DATA IN THIS EXERCISE »
++++++

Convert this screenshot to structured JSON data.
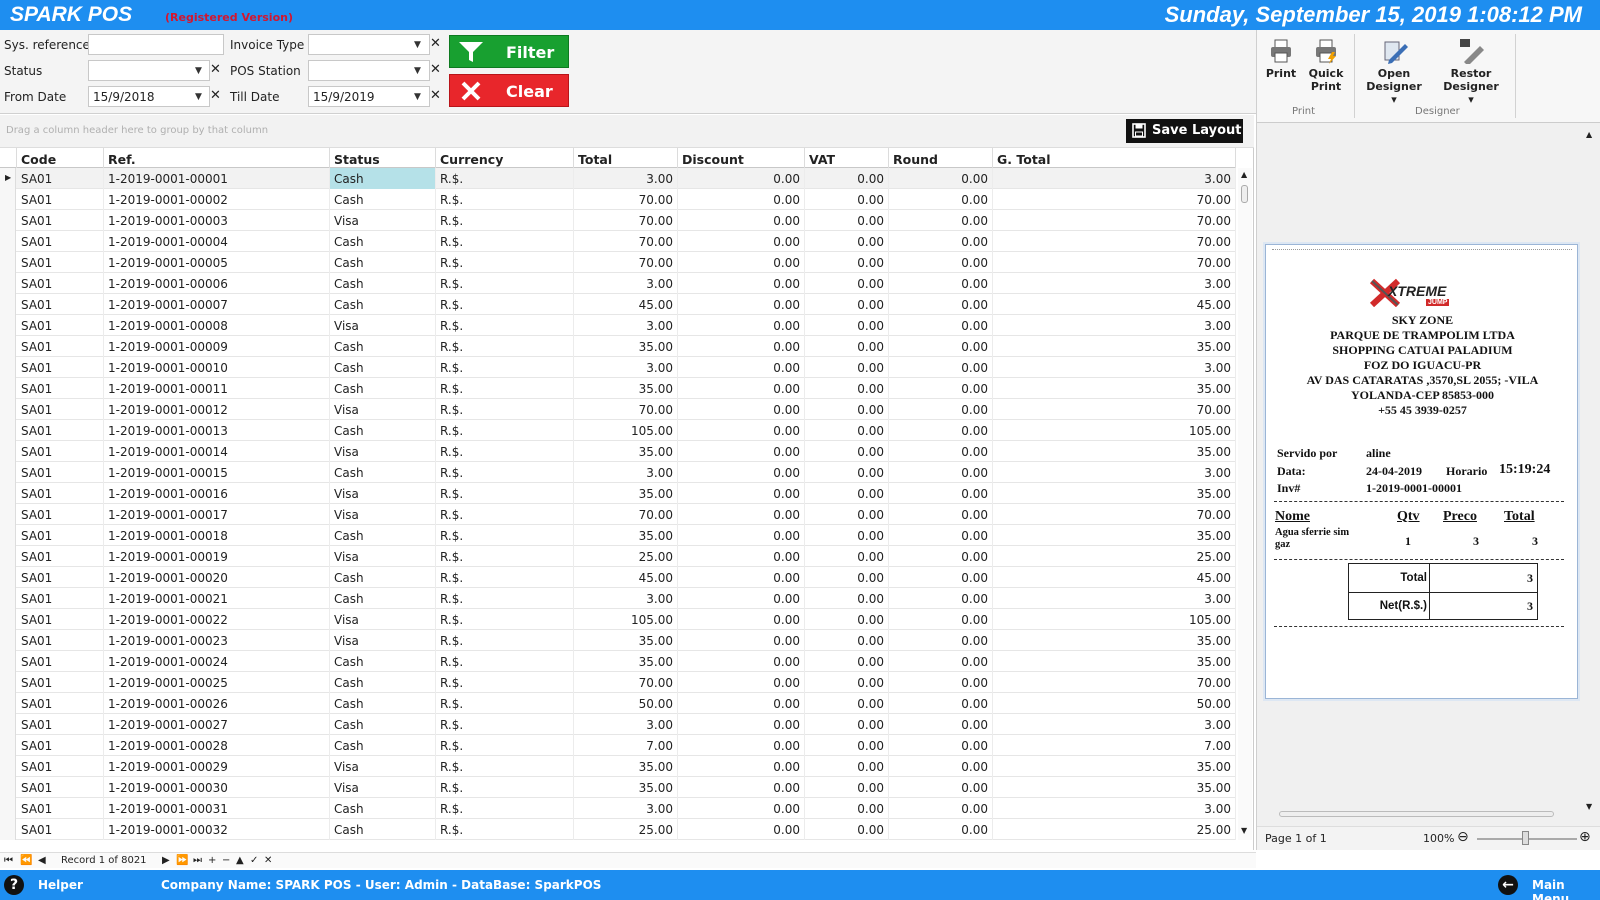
{
  "header": {
    "app_title": "SPARK POS",
    "registered": "(Registered Version)",
    "datetime": "Sunday, September 15, 2019 1:08:12 PM"
  },
  "filters": {
    "sys_reference_label": "Sys. reference",
    "sys_reference_value": "",
    "invoice_type_label": "Invoice Type",
    "invoice_type_value": "",
    "status_label": "Status",
    "status_value": "",
    "pos_station_label": "POS Station",
    "pos_station_value": "",
    "from_date_label": "From Date",
    "from_date_value": "15/9/2018",
    "till_date_label": "Till Date",
    "till_date_value": "15/9/2019",
    "filter_label": "Filter",
    "clear_label": "Clear"
  },
  "grid": {
    "group_hint": "Drag a column header here to group by that column",
    "save_layout_label": "Save Layout",
    "columns": [
      "Code",
      "Ref.",
      "Status",
      "Currency",
      "Total",
      "Discount",
      "VAT",
      "Round",
      "G. Total"
    ],
    "rows": [
      [
        "SA01",
        "1-2019-0001-00001",
        "Cash",
        "R.$.",
        "3.00",
        "0.00",
        "0.00",
        "0.00",
        "3.00"
      ],
      [
        "SA01",
        "1-2019-0001-00002",
        "Cash",
        "R.$.",
        "70.00",
        "0.00",
        "0.00",
        "0.00",
        "70.00"
      ],
      [
        "SA01",
        "1-2019-0001-00003",
        "Visa",
        "R.$.",
        "70.00",
        "0.00",
        "0.00",
        "0.00",
        "70.00"
      ],
      [
        "SA01",
        "1-2019-0001-00004",
        "Cash",
        "R.$.",
        "70.00",
        "0.00",
        "0.00",
        "0.00",
        "70.00"
      ],
      [
        "SA01",
        "1-2019-0001-00005",
        "Cash",
        "R.$.",
        "70.00",
        "0.00",
        "0.00",
        "0.00",
        "70.00"
      ],
      [
        "SA01",
        "1-2019-0001-00006",
        "Cash",
        "R.$.",
        "3.00",
        "0.00",
        "0.00",
        "0.00",
        "3.00"
      ],
      [
        "SA01",
        "1-2019-0001-00007",
        "Cash",
        "R.$.",
        "45.00",
        "0.00",
        "0.00",
        "0.00",
        "45.00"
      ],
      [
        "SA01",
        "1-2019-0001-00008",
        "Visa",
        "R.$.",
        "3.00",
        "0.00",
        "0.00",
        "0.00",
        "3.00"
      ],
      [
        "SA01",
        "1-2019-0001-00009",
        "Cash",
        "R.$.",
        "35.00",
        "0.00",
        "0.00",
        "0.00",
        "35.00"
      ],
      [
        "SA01",
        "1-2019-0001-00010",
        "Cash",
        "R.$.",
        "3.00",
        "0.00",
        "0.00",
        "0.00",
        "3.00"
      ],
      [
        "SA01",
        "1-2019-0001-00011",
        "Cash",
        "R.$.",
        "35.00",
        "0.00",
        "0.00",
        "0.00",
        "35.00"
      ],
      [
        "SA01",
        "1-2019-0001-00012",
        "Visa",
        "R.$.",
        "70.00",
        "0.00",
        "0.00",
        "0.00",
        "70.00"
      ],
      [
        "SA01",
        "1-2019-0001-00013",
        "Cash",
        "R.$.",
        "105.00",
        "0.00",
        "0.00",
        "0.00",
        "105.00"
      ],
      [
        "SA01",
        "1-2019-0001-00014",
        "Visa",
        "R.$.",
        "35.00",
        "0.00",
        "0.00",
        "0.00",
        "35.00"
      ],
      [
        "SA01",
        "1-2019-0001-00015",
        "Cash",
        "R.$.",
        "3.00",
        "0.00",
        "0.00",
        "0.00",
        "3.00"
      ],
      [
        "SA01",
        "1-2019-0001-00016",
        "Visa",
        "R.$.",
        "35.00",
        "0.00",
        "0.00",
        "0.00",
        "35.00"
      ],
      [
        "SA01",
        "1-2019-0001-00017",
        "Visa",
        "R.$.",
        "70.00",
        "0.00",
        "0.00",
        "0.00",
        "70.00"
      ],
      [
        "SA01",
        "1-2019-0001-00018",
        "Cash",
        "R.$.",
        "35.00",
        "0.00",
        "0.00",
        "0.00",
        "35.00"
      ],
      [
        "SA01",
        "1-2019-0001-00019",
        "Visa",
        "R.$.",
        "25.00",
        "0.00",
        "0.00",
        "0.00",
        "25.00"
      ],
      [
        "SA01",
        "1-2019-0001-00020",
        "Cash",
        "R.$.",
        "45.00",
        "0.00",
        "0.00",
        "0.00",
        "45.00"
      ],
      [
        "SA01",
        "1-2019-0001-00021",
        "Cash",
        "R.$.",
        "3.00",
        "0.00",
        "0.00",
        "0.00",
        "3.00"
      ],
      [
        "SA01",
        "1-2019-0001-00022",
        "Visa",
        "R.$.",
        "105.00",
        "0.00",
        "0.00",
        "0.00",
        "105.00"
      ],
      [
        "SA01",
        "1-2019-0001-00023",
        "Visa",
        "R.$.",
        "35.00",
        "0.00",
        "0.00",
        "0.00",
        "35.00"
      ],
      [
        "SA01",
        "1-2019-0001-00024",
        "Cash",
        "R.$.",
        "35.00",
        "0.00",
        "0.00",
        "0.00",
        "35.00"
      ],
      [
        "SA01",
        "1-2019-0001-00025",
        "Cash",
        "R.$.",
        "70.00",
        "0.00",
        "0.00",
        "0.00",
        "70.00"
      ],
      [
        "SA01",
        "1-2019-0001-00026",
        "Cash",
        "R.$.",
        "50.00",
        "0.00",
        "0.00",
        "0.00",
        "50.00"
      ],
      [
        "SA01",
        "1-2019-0001-00027",
        "Cash",
        "R.$.",
        "3.00",
        "0.00",
        "0.00",
        "0.00",
        "3.00"
      ],
      [
        "SA01",
        "1-2019-0001-00028",
        "Cash",
        "R.$.",
        "7.00",
        "0.00",
        "0.00",
        "0.00",
        "7.00"
      ],
      [
        "SA01",
        "1-2019-0001-00029",
        "Visa",
        "R.$.",
        "35.00",
        "0.00",
        "0.00",
        "0.00",
        "35.00"
      ],
      [
        "SA01",
        "1-2019-0001-00030",
        "Visa",
        "R.$.",
        "35.00",
        "0.00",
        "0.00",
        "0.00",
        "35.00"
      ],
      [
        "SA01",
        "1-2019-0001-00031",
        "Cash",
        "R.$.",
        "3.00",
        "0.00",
        "0.00",
        "0.00",
        "3.00"
      ],
      [
        "SA01",
        "1-2019-0001-00032",
        "Cash",
        "R.$.",
        "25.00",
        "0.00",
        "0.00",
        "0.00",
        "25.00"
      ]
    ],
    "record_label": "Record 1 of 8021"
  },
  "ribbon": {
    "print_label": "Print",
    "quick_print_label": "Quick Print",
    "open_designer_label": "Open Designer",
    "restor_designer_label": "Restor Designer",
    "group_print": "Print",
    "group_designer": "Designer"
  },
  "receipt": {
    "logo_text": "XTREME",
    "logo_sub": "JUMP",
    "lines": [
      "SKY ZONE",
      "PARQUE DE TRAMPOLIM LTDA",
      "SHOPPING CATUAI PALADIUM",
      "FOZ DO IGUACU-PR",
      "AV DAS CATARATAS ,3570,SL 2055; -VILA",
      "YOLANDA-CEP 85853-000",
      "+55 45 3939-0257"
    ],
    "servido_label": "Servido por",
    "servido_value": "aline",
    "data_label": "Data:",
    "data_value": "24-04-2019",
    "horario_label": "Horario",
    "horario_value": "15:19:24",
    "inv_label": "Inv#",
    "inv_value": "1-2019-0001-00001",
    "col_nome": "Nome",
    "col_qtv": "Qtv",
    "col_preco": "Preco",
    "col_total": "Total",
    "item_name": "Agua sferrie sim gaz",
    "item_qty": "1",
    "item_price": "3",
    "item_total": "3",
    "total_label": "Total",
    "total_value": "3",
    "net_label": "Net(R.$.)",
    "net_value": "3"
  },
  "preview_status": {
    "page": "Page 1 of 1",
    "zoom": "100%"
  },
  "footer": {
    "helper": "Helper",
    "company": "Company Name: SPARK POS - User: Admin - DataBase: SparkPOS",
    "main_menu": "Main Menu"
  },
  "colors": {
    "bar_blue": "#1e8ef0",
    "filter_green": "#18a030",
    "clear_red": "#e8262b",
    "selected_status": "#b5e1e8"
  }
}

++++++

AIM OF THE EXERCISE » Identify all lines where the word "SPARK" shows up. Copy them.

SOLVED PROBLEM »
    "app_title": "SPARK POS",
    "company": "Company Name: SPARK POS - User: Admin - DataBase: SparkPOS",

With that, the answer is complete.